▸ **What is needed**
Your task is to repeat all of the data exactly while excluding the pictures.

── Supplied records ──

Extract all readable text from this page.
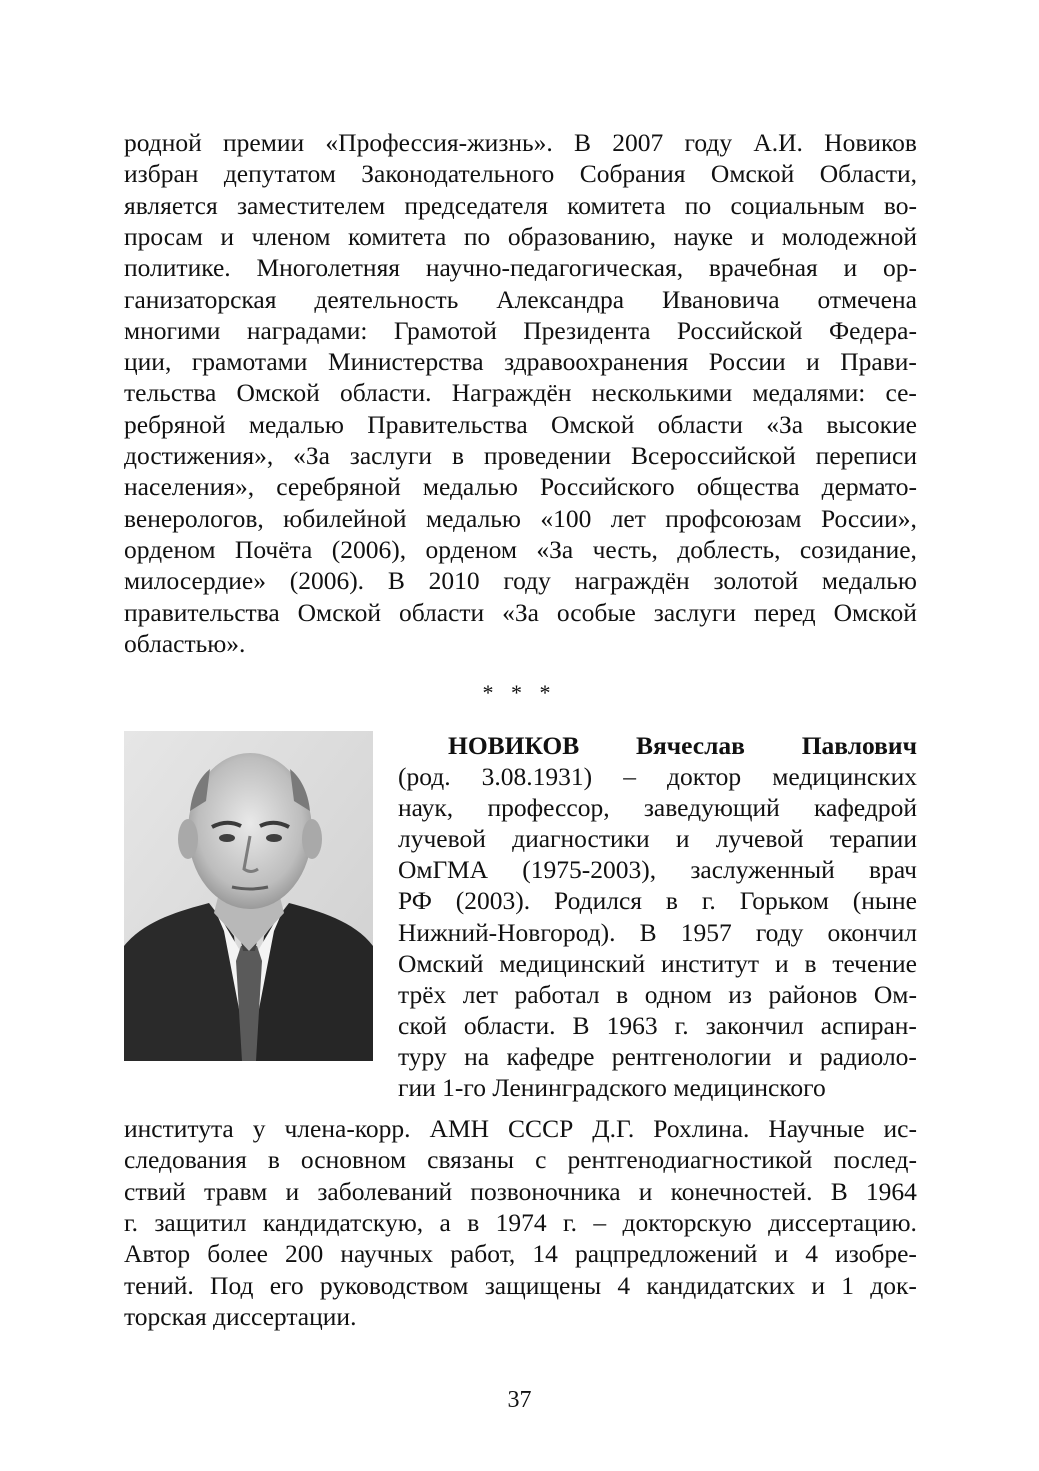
родной премии «Профессия-жизнь». В 2007 году А.И. Новиков
избран депутатом Законодательного Собрания Омской Области,
является заместителем председателя комитета по социальным во-
просам и членом комитета по образованию, науке и молодежной
политике. Многолетняя научно-педагогическая, врачебная и ор-
ганизаторская деятельность Александра Ивановича отмечена
многими наградами: Грамотой Президента Российской Федера-
ции, грамотами Министерства здравоохранения России и Прави-
тельства Омской области. Награждён несколькими медалями: се-
ребряной медалью Правительства Омской области «За высокие
достижения», «За заслуги в проведении Всероссийской переписи
населения», серебряной медалью Российского общества дермато-
венерологов, юбилейной медалью «100 лет профсоюзам России»,
орденом Почёта (2006), орденом «За честь, доблесть, созидание,
милосердие» (2006). В 2010 году награждён золотой медалью
правительства Омской области «За особые заслуги перед Омской
областью».
* * *
НОВИКОВ Вячеслав Павлович
(род. 3.08.1931) – доктор медицинских
наук, профессор, заведующий кафедрой
лучевой диагностики и лучевой терапии
ОмГМА (1975-2003), заслуженный врач
РФ (2003). Родился в г. Горьком (ныне
Нижний-Новгород). В 1957 году окончил
Омский медицинский институт и в течение
трёх лет работал в одном из районов Ом-
ской области. В 1963 г. закончил аспиран-
туру на кафедре рентгенологии и радиоло-
гии 1-го Ленинградского медицинского
института у члена-корр. АМН СССР Д.Г. Рохлина. Научные ис-
следования в основном связаны с рентгенодиагностикой послед-
ствий травм и заболеваний позвоночника и конечностей. В 1964
г. защитил кандидатскую, а в 1974 г. – докторскую диссертацию.
Автор более 200 научных работ, 14 рацпредложений и 4 изобре-
тений. Под его руководством защищены 4 кандидатских и 1 док-
торская диссертации.
37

───

▸ **Reply to the exercise**
Extract all readable text from this page.
родной премии «Профессия-жизнь». В 2007 году А.И. Новиков
избран депутатом Законодательного Собрания Омской Области,
является заместителем председателя комитета по социальным во-
просам и членом комитета по образованию, науке и молодежной
политике. Многолетняя научно-педагогическая, врачебная и ор-
ганизаторская деятельность Александра Ивановича отмечена
многими наградами: Грамотой Президента Российской Федера-
ции, грамотами Министерства здравоохранения России и Прави-
тельства Омской области. Награждён несколькими медалями: се-
ребряной медалью Правительства Омской области «За высокие
достижения», «За заслуги в проведении Всероссийской переписи
населения», серебряной медалью Российского общества дермато-
венерологов, юбилейной медалью «100 лет профсоюзам России»,
орденом Почёта (2006), орденом «За честь, доблесть, созидание,
милосердие» (2006). В 2010 году награждён золотой медалью
правительства Омской области «За особые заслуги перед Омской
областью».
* * *
НОВИКОВ Вячеслав Павлович
(род. 3.08.1931) – доктор медицинских
наук, профессор, заведующий кафедрой
лучевой диагностики и лучевой терапии
ОмГМА (1975-2003), заслуженный врач
РФ (2003). Родился в г. Горьком (ныне
Нижний-Новгород). В 1957 году окончил
Омский медицинский институт и в течение
трёх лет работал в одном из районов Ом-
ской области. В 1963 г. закончил аспиран-
туру на кафедре рентгенологии и радиоло-
гии 1-го Ленинградского медицинского
института у члена-корр. АМН СССР Д.Г. Рохлина. Научные ис-
следования в основном связаны с рентгенодиагностикой послед-
ствий травм и заболеваний позвоночника и конечностей. В 1964
г. защитил кандидатскую, а в 1974 г. – докторскую диссертацию.
Автор более 200 научных работ, 14 рацпредложений и 4 изобре-
тений. Под его руководством защищены 4 кандидатских и 1 док-
торская диссертации.
37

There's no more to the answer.